* Aim: The lines to be set down run from the line containing "Transcribe this image's" through the final line of the data below; print them exactly and print nothing else.
--- START OF Task inputs ---
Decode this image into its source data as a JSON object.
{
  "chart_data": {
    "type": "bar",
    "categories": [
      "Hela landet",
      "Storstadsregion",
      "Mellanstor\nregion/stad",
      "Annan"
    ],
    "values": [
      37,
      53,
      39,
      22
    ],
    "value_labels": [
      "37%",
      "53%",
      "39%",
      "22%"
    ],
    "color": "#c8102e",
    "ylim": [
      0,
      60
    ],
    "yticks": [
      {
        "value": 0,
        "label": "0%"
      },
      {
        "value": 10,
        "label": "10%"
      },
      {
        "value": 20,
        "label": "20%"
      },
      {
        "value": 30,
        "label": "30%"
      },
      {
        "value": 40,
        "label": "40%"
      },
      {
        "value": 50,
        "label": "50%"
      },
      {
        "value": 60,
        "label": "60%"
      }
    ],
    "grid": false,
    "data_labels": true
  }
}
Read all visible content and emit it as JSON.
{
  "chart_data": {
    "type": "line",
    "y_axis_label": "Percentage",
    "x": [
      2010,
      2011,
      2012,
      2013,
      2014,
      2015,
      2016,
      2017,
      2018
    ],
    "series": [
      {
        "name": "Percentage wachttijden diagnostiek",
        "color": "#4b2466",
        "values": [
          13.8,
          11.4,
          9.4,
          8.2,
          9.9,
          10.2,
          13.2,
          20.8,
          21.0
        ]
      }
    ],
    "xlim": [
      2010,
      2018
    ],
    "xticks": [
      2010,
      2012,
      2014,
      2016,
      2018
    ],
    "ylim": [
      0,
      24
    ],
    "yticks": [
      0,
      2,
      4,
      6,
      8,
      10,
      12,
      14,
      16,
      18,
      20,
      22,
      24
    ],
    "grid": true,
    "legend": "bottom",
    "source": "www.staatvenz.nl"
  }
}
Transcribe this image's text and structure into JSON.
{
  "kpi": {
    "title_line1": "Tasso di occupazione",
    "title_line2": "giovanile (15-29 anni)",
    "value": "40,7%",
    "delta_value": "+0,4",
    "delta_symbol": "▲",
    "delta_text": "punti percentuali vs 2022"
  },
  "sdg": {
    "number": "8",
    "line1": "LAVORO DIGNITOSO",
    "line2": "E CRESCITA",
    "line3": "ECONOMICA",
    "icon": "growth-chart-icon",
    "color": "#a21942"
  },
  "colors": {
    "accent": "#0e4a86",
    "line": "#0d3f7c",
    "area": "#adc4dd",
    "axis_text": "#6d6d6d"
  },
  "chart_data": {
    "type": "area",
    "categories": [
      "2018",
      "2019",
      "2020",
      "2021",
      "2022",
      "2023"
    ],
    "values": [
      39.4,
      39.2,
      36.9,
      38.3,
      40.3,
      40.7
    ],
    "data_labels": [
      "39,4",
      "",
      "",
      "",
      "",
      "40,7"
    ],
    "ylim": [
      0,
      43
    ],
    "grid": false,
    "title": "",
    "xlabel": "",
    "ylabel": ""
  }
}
--- END OF Task inputs ---
* Result of the task:
Transcribe this image's text and structure into JSON.
{
  "kpi": {
    "title_line1": "Tasso di occupazione",
    "title_line2": "giovanile (15-29 anni)",
    "value": "40,7%",
    "delta_value": "+0,4",
    "delta_symbol": "▲",
    "delta_text": "punti percentuali vs 2022"
  },
  "sdg": {
    "number": "8",
    "line1": "LAVORO DIGNITOSO",
    "line2": "E CRESCITA",
    "line3": "ECONOMICA",
    "icon": "growth-chart-icon",
    "color": "#a21942"
  },
  "colors": {
    "accent": "#0e4a86",
    "line": "#0d3f7c",
    "area": "#adc4dd",
    "axis_text": "#6d6d6d"
  },
  "chart_data": {
    "type": "area",
    "categories": [
      "2018",
      "2019",
      "2020",
      "2021",
      "2022",
      "2023"
    ],
    "values": [
      39.4,
      39.2,
      36.9,
      38.3,
      40.3,
      40.7
    ],
    "data_labels": [
      "39,4",
      "",
      "",
      "",
      "",
      "40,7"
    ],
    "ylim": [
      0,
      43
    ],
    "grid": false,
    "title": "",
    "xlabel": "",
    "ylabel": ""
  }
}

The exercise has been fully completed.